■ Document understanding data:
····················
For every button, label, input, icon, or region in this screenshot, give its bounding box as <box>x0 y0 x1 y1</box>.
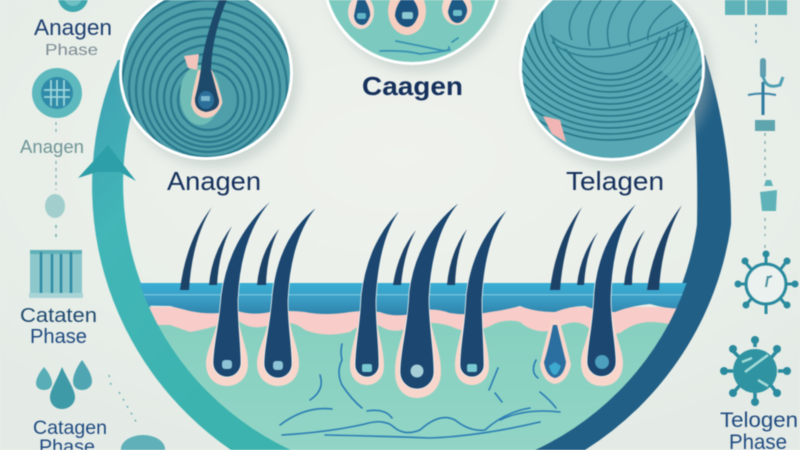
epidermis blue layer <box>100 283 720 315</box>
text: Catatten Phase: Cataten <box>20 305 97 327</box>
text: Catagen Phase <box>33 417 107 450</box>
cycle arrow: teal <box>78 60 300 450</box>
icon: water drops <box>36 360 92 409</box>
text: Catatten Phase <box>20 305 97 348</box>
follicle bulbs <box>354 0 370 25</box>
icon: block <box>755 120 775 131</box>
follicle 5 <box>455 207 510 385</box>
label: Anagen: Anagen <box>167 166 261 196</box>
panel: telagen circle <box>519 0 706 162</box>
text: Telogen Phase <box>720 409 798 450</box>
icon: small circle <box>45 194 65 218</box>
text: Catatten Phase: Phase <box>30 326 87 348</box>
icon: cup <box>760 180 777 211</box>
surface light line <box>100 294 720 296</box>
text: Anagen Phase: Anagen <box>34 15 112 40</box>
text: Anagen grey: Anagen <box>20 137 84 157</box>
dashed connector <box>764 218 766 236</box>
text: Telogen Phase: Telogen <box>720 409 798 432</box>
pink skin layer <box>100 307 720 335</box>
top strand bundle <box>548 0 688 50</box>
short hair strands <box>180 205 682 290</box>
icon: blob <box>121 435 165 450</box>
dotted connector <box>109 375 138 425</box>
follicle 6: fading <box>540 320 571 384</box>
text: Anagen Phase: Phase <box>45 42 98 59</box>
panel: catagen circle <box>322 0 502 65</box>
follicle 1 <box>206 197 275 386</box>
swirl strands <box>122 0 290 158</box>
icon: top circle <box>58 0 88 12</box>
circle shadows <box>125 0 711 169</box>
blood vessels <box>280 344 560 438</box>
right sidebar <box>720 0 798 450</box>
follicle 3 <box>350 207 403 385</box>
icon: virus outline <box>734 250 798 314</box>
icon: gear <box>32 68 82 118</box>
follicle halos <box>348 0 374 29</box>
label: Caagen: Caagen <box>362 71 463 101</box>
dashed connector <box>764 133 766 252</box>
cycle arrow: navy <box>522 55 731 450</box>
dashed connector <box>755 24 757 44</box>
left sidebar <box>20 0 165 450</box>
skin cross-section <box>140 282 687 450</box>
panel: anagen circle <box>118 0 294 160</box>
follicle 2 <box>257 205 319 386</box>
dashed connector <box>55 225 57 242</box>
icon: pillars <box>29 250 83 298</box>
follicle 4 <box>395 200 462 398</box>
pink scalp <box>543 116 566 142</box>
icon: figure <box>748 58 783 115</box>
icon: virus filled <box>720 336 791 406</box>
dermis layer <box>158 320 669 450</box>
arrow head: teal <box>78 145 136 181</box>
inner follicle pocket <box>180 65 220 125</box>
vessels <box>380 38 458 54</box>
hair follicles <box>206 197 640 398</box>
hair shaft <box>194 0 227 113</box>
text: Catagen Phase: Catagen <box>33 417 107 439</box>
lower strand coil <box>522 10 702 142</box>
follicle 7 <box>581 200 640 386</box>
icon: top pillars <box>725 0 787 15</box>
dashed connector <box>55 122 57 190</box>
text: Anagen Phase <box>34 15 112 59</box>
label: Telagen: Telagen <box>566 166 664 196</box>
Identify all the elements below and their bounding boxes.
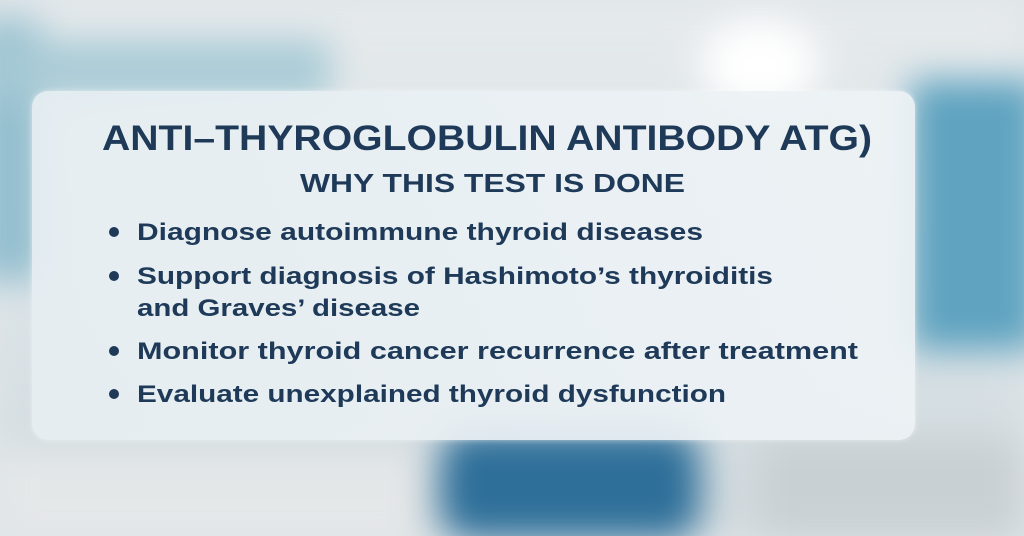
bullet list: Diagnose autoimmune thyroid diseases [137, 219, 703, 246]
bullet list: Monitor thyroid cancer recurrence after treatment [137, 338, 858, 365]
title: ANTI–THYROGLOBULIN ANTIBODY ATG) [102, 119, 872, 158]
bullet list: Evaluate unexplained thyroid dysfunction [137, 381, 726, 408]
subtitle: WHY THIS TEST IS DONE [300, 168, 685, 198]
bullet list [109, 219, 858, 408]
panel [32, 91, 915, 440]
bullet list: and Graves’ disease [137, 295, 420, 322]
bullet list: Support diagnosis of Hashimoto’s thyroiditis [137, 263, 773, 290]
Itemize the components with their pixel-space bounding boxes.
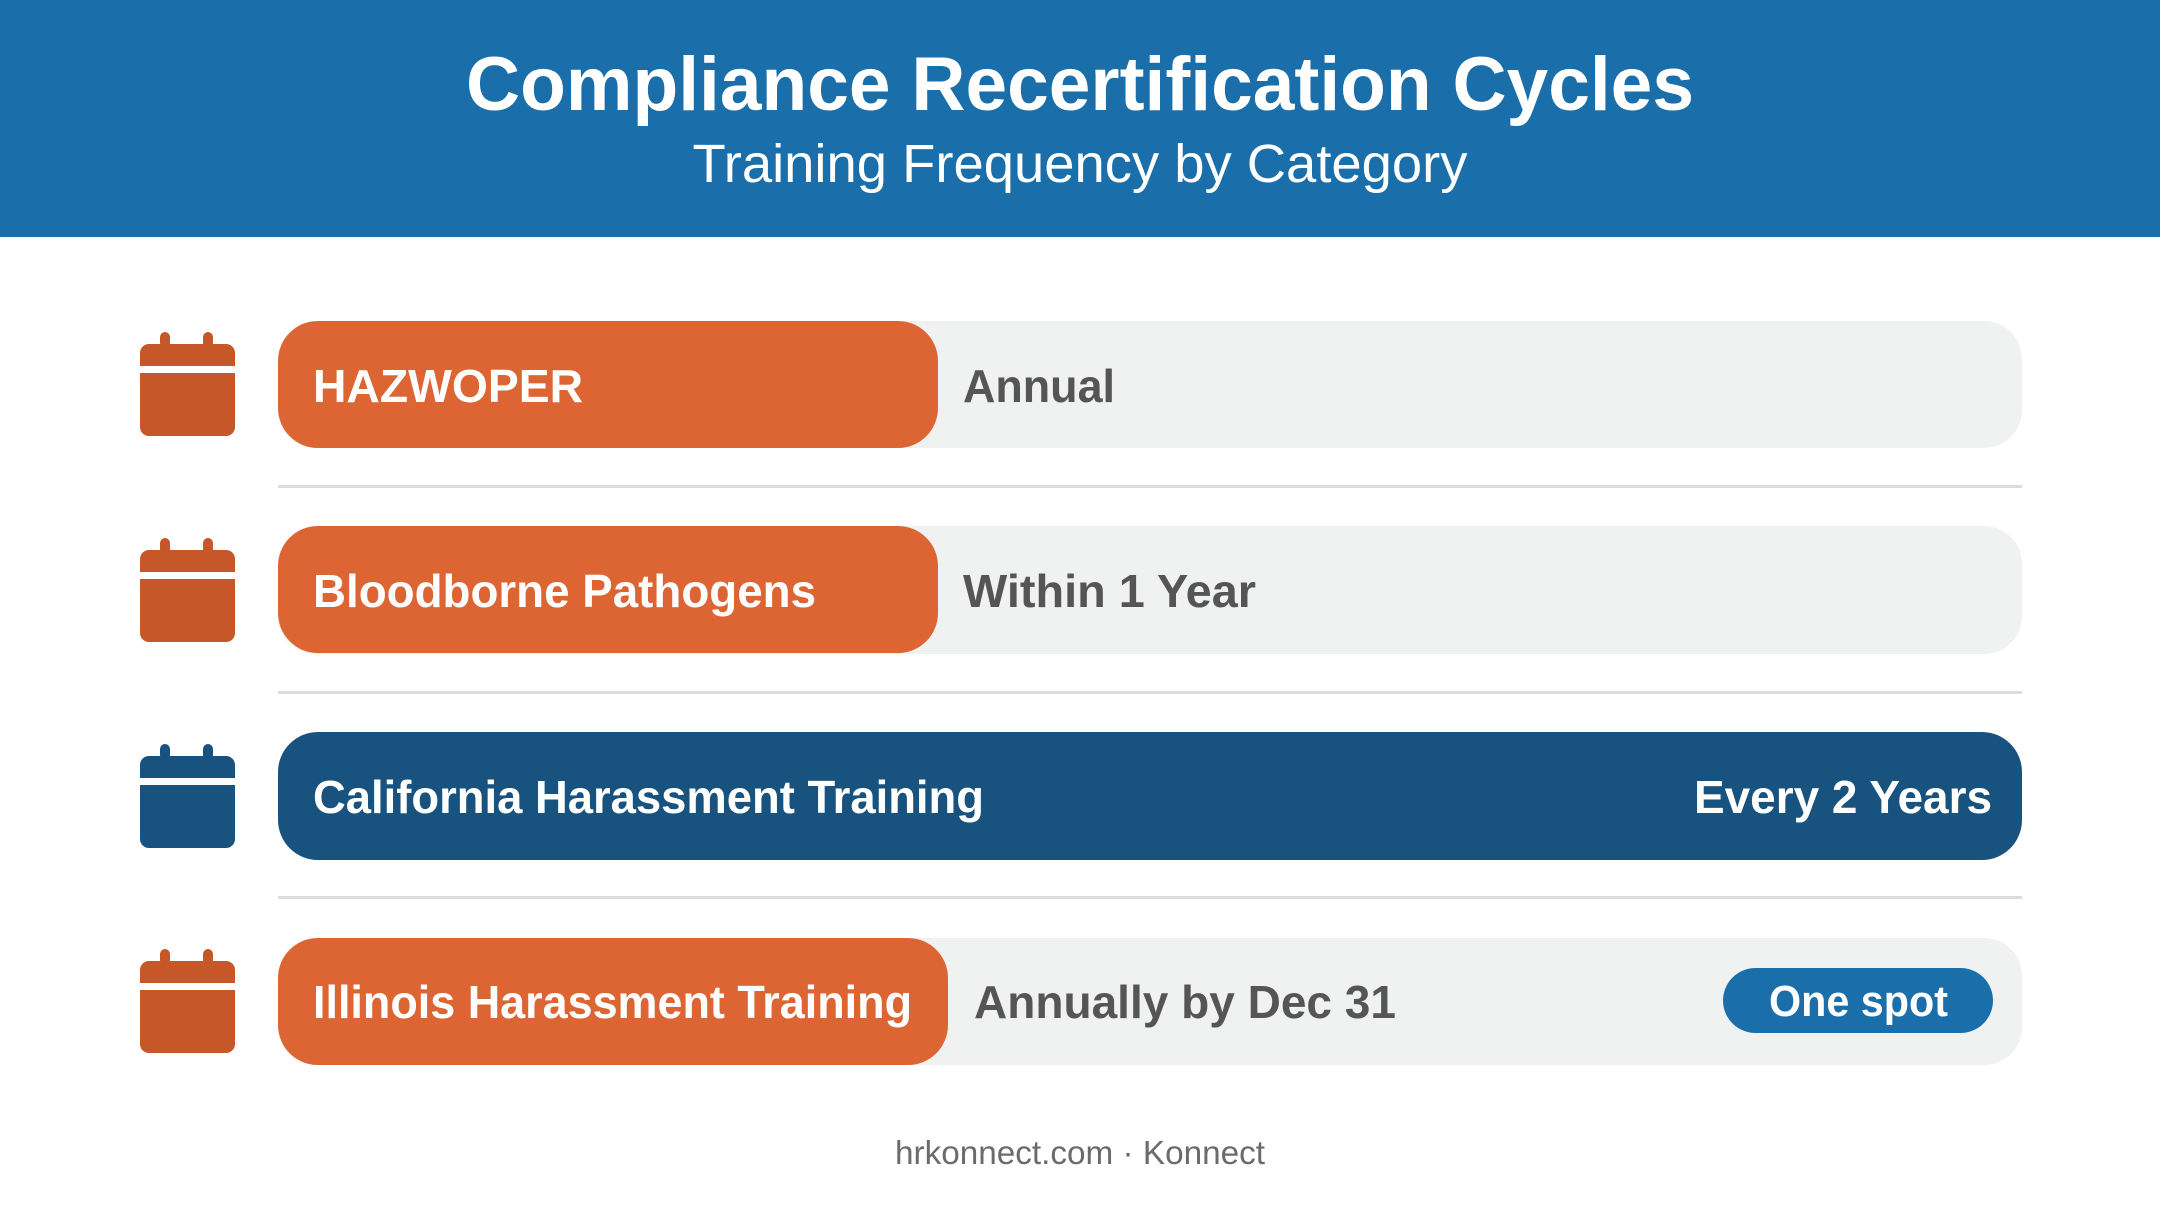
icon: calendar orange — [140, 332, 235, 436]
badge: One spot — [1723, 968, 1993, 1033]
icon: calendar orange — [140, 949, 235, 1053]
category bar — [278, 938, 948, 1065]
label: Bloodborne Pathogens — [313, 565, 816, 617]
track — [278, 526, 2022, 654]
label: HAZWOPER — [313, 360, 583, 412]
icon: calendar navy — [140, 744, 235, 848]
badge: One spot: One spot — [1769, 977, 1948, 1026]
header band — [0, 0, 2160, 237]
frequency: Every 2 Years — [1694, 771, 1992, 823]
label: California Harassment Training — [313, 771, 984, 823]
frequency: Annual — [963, 360, 1115, 412]
row: California Harassment Training — [140, 732, 2022, 860]
subtitle: Training Frequency by Category — [692, 134, 1468, 194]
label: Illinois Harassment Training — [313, 976, 912, 1028]
title: Compliance Recertification Cycles — [466, 42, 1694, 127]
row: Bloodborne Pathogens — [140, 526, 2022, 654]
category bar — [278, 321, 938, 448]
category bar — [278, 526, 938, 653]
row: Illinois Harassment Training — [140, 938, 2022, 1065]
frequency: Within 1 Year — [963, 565, 1256, 617]
row: HAZWOPER — [140, 321, 2022, 448]
track — [278, 321, 2022, 448]
category bar — [278, 732, 2022, 860]
icon: calendar orange — [140, 538, 235, 642]
frequency: Annually by Dec 31 — [974, 976, 1396, 1028]
track — [278, 938, 2022, 1065]
footer source: hrkonnect.com · Konnect — [895, 1134, 1265, 1171]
····················
■ What the exercise asks: Return all lines in the entries above that carry the word "strands".

■ Answer section:
short hair strands <box>180 205 682 290</box>
swirl strands <box>122 0 290 158</box>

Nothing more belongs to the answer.